## DIRECTIONS:
Extract every line from the records below that contains the word "HRRR".

## DATA EXTRACT:
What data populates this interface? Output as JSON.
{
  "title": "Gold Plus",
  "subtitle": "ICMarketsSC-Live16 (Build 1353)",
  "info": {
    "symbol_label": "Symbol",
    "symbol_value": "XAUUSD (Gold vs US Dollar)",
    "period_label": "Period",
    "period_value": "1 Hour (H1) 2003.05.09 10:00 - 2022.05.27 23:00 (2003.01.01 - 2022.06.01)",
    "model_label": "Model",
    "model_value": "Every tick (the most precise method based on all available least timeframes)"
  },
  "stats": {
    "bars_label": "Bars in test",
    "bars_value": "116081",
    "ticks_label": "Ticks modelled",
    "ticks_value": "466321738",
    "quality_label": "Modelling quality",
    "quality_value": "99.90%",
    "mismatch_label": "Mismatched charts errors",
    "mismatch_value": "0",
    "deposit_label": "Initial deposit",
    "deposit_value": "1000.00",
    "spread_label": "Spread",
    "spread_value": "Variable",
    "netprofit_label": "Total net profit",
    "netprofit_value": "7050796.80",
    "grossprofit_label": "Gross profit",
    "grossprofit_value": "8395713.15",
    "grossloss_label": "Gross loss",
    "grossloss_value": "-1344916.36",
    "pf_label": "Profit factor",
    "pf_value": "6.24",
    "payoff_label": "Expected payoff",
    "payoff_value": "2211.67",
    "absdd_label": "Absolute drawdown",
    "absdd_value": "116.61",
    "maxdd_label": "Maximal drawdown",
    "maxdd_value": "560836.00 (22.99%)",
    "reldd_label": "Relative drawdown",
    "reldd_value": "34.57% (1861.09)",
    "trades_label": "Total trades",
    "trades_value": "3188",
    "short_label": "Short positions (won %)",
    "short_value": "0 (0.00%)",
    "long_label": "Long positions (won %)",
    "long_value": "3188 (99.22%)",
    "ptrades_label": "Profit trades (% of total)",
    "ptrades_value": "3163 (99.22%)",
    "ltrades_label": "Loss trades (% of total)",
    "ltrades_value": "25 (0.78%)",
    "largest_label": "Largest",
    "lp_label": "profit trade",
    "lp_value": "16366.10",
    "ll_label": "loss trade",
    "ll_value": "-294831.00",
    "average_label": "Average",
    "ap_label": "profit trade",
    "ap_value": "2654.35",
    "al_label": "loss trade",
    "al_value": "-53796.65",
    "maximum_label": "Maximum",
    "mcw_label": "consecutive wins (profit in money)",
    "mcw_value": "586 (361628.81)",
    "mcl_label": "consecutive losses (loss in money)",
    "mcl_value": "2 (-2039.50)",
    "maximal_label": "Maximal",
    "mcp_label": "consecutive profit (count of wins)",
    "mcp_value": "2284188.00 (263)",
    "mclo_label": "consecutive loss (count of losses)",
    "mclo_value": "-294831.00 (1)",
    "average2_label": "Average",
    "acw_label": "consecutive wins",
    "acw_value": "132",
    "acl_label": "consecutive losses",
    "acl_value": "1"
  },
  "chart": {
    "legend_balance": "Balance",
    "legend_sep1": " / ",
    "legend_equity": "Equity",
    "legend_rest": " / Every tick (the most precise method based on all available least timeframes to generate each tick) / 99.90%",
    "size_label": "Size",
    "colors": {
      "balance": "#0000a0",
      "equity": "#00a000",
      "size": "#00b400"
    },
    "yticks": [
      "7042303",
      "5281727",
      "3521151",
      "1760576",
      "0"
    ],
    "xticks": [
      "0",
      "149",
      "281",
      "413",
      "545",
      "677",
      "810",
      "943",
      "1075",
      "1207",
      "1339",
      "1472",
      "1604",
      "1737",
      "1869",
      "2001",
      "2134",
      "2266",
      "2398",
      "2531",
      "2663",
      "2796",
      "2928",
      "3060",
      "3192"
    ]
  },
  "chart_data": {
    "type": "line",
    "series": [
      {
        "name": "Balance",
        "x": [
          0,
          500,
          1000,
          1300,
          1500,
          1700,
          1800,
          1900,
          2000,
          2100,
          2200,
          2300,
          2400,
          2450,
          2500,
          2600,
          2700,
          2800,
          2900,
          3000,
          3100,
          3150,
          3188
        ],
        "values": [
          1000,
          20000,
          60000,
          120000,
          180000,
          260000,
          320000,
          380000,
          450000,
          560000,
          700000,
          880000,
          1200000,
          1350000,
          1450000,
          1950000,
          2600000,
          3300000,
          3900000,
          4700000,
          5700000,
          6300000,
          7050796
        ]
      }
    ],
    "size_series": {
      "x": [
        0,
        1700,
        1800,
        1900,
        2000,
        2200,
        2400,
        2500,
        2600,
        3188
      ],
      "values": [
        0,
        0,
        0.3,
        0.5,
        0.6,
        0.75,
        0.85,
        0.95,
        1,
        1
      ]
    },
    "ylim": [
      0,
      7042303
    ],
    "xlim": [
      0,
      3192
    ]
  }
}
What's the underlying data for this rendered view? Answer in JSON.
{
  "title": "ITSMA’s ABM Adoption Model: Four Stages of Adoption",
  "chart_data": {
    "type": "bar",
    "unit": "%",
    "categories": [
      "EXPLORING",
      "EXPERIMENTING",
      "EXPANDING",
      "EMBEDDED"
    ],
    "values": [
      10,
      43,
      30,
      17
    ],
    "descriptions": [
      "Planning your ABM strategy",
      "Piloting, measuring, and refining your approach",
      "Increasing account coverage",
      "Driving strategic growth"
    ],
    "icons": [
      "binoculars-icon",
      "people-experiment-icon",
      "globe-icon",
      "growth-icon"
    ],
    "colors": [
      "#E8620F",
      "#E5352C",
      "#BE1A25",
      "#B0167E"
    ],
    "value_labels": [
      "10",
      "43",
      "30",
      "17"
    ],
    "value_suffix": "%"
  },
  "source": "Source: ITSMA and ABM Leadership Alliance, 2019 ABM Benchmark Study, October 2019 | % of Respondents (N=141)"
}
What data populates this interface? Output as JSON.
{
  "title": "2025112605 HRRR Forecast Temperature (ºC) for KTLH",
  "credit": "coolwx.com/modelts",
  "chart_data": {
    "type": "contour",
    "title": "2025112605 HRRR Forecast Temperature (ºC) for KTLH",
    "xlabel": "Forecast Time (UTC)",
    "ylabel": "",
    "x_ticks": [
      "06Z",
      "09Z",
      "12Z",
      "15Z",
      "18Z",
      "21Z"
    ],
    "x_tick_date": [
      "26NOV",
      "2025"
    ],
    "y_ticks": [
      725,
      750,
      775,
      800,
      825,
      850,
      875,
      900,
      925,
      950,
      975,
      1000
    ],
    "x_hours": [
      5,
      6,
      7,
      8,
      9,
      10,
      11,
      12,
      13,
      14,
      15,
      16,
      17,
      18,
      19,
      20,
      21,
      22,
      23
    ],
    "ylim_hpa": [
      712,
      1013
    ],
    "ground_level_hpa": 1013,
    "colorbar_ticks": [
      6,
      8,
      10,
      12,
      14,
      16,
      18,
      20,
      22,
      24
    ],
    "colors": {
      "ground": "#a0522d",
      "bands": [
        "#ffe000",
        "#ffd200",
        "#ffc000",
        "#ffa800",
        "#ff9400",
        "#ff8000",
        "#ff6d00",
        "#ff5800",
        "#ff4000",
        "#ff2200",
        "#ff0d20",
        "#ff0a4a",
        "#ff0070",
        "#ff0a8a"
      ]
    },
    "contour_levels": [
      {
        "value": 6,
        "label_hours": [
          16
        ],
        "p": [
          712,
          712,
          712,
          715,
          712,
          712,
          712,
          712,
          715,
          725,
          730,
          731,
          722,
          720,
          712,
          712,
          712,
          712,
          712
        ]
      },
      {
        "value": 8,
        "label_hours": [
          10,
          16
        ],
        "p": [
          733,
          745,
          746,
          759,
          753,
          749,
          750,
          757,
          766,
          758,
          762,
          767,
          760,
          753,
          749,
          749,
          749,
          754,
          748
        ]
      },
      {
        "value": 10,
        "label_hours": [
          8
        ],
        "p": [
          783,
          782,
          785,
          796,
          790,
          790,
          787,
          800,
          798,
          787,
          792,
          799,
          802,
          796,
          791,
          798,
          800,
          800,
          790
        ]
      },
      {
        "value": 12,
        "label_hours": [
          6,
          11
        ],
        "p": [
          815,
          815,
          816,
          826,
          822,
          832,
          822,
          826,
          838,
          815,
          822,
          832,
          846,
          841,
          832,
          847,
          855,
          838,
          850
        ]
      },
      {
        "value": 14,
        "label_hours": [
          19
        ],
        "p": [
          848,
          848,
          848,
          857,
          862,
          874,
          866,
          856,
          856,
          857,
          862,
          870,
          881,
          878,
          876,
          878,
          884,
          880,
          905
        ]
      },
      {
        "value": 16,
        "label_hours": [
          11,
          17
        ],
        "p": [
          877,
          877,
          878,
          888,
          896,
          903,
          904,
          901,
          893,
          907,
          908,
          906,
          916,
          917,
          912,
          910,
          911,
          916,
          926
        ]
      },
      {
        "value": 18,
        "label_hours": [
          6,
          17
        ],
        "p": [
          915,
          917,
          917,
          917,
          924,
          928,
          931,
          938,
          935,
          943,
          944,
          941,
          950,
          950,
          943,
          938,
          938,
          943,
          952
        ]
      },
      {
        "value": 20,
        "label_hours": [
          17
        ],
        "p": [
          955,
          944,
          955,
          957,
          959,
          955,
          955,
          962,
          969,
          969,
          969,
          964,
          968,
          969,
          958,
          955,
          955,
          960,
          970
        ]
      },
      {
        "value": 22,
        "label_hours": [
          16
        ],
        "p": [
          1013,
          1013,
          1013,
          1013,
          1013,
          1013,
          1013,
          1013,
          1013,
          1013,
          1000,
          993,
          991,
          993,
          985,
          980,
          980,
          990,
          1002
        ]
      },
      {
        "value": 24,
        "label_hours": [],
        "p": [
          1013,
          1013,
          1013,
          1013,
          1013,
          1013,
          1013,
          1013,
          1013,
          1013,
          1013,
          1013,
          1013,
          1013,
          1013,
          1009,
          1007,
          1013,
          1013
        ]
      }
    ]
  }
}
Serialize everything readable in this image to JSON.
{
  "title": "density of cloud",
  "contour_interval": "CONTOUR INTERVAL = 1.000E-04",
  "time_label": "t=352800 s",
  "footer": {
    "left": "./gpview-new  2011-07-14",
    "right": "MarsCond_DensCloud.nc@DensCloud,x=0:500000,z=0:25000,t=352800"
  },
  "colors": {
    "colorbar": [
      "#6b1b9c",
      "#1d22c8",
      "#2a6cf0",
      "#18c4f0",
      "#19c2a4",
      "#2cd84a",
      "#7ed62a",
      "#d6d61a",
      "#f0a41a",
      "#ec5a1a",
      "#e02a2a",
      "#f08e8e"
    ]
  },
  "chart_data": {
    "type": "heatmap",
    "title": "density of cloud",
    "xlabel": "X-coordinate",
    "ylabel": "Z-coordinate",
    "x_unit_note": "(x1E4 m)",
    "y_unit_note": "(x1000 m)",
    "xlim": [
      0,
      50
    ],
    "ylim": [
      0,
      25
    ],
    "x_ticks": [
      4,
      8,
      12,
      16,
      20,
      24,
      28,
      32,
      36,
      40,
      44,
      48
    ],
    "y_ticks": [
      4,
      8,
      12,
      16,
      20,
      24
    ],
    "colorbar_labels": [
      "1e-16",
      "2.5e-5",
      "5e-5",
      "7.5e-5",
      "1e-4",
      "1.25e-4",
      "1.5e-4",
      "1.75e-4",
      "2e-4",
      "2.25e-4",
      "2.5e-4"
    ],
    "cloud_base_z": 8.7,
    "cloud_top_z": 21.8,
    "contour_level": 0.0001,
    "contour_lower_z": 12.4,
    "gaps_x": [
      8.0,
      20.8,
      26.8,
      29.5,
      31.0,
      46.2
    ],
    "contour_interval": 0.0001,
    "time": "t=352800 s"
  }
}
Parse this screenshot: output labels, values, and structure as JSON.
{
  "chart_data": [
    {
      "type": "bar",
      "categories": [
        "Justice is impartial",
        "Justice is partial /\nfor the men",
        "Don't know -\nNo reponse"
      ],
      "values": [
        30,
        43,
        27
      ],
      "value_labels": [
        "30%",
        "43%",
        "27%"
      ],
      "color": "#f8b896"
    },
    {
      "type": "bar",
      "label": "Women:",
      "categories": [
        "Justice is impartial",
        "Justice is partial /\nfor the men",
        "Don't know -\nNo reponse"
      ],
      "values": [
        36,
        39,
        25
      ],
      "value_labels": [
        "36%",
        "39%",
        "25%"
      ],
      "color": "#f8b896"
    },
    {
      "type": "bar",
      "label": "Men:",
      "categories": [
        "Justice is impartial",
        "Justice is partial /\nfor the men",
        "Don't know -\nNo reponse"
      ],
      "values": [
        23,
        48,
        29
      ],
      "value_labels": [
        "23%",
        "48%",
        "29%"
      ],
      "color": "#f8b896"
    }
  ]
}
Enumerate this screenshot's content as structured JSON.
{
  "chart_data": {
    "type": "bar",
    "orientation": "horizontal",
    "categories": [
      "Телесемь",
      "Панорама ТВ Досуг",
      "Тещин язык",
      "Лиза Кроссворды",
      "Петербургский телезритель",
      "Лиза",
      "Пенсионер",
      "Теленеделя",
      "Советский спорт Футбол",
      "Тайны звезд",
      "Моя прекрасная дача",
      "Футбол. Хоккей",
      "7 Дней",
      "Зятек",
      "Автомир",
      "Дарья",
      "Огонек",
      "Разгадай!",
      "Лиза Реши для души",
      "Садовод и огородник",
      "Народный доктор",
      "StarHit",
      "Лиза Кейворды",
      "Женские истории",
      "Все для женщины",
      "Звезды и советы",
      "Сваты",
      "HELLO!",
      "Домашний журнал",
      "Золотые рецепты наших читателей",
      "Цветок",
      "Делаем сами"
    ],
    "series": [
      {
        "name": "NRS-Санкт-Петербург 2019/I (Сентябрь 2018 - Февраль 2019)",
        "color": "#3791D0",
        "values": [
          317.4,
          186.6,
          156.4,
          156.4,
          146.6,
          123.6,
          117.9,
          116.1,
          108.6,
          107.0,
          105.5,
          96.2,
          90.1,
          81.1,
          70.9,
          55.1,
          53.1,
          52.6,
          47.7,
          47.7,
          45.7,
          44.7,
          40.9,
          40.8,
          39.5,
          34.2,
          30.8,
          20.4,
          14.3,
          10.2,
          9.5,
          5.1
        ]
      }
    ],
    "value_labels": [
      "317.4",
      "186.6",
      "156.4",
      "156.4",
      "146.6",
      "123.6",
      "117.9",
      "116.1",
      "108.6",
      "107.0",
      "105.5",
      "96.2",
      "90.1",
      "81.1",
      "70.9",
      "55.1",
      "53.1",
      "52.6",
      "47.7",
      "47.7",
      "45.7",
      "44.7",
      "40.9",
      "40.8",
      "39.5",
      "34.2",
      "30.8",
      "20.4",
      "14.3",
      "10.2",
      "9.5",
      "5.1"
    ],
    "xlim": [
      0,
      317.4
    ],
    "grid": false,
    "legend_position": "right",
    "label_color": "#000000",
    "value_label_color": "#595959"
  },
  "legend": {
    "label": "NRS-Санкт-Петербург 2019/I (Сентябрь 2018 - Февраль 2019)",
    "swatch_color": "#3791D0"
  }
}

## SOLUTION FOR THIS TASK:
  "title": "2025112605 HRRR Forecast Temperature (ºC) for KTLH",
    "title": "2025112605 HRRR Forecast Temperature (ºC) for KTLH",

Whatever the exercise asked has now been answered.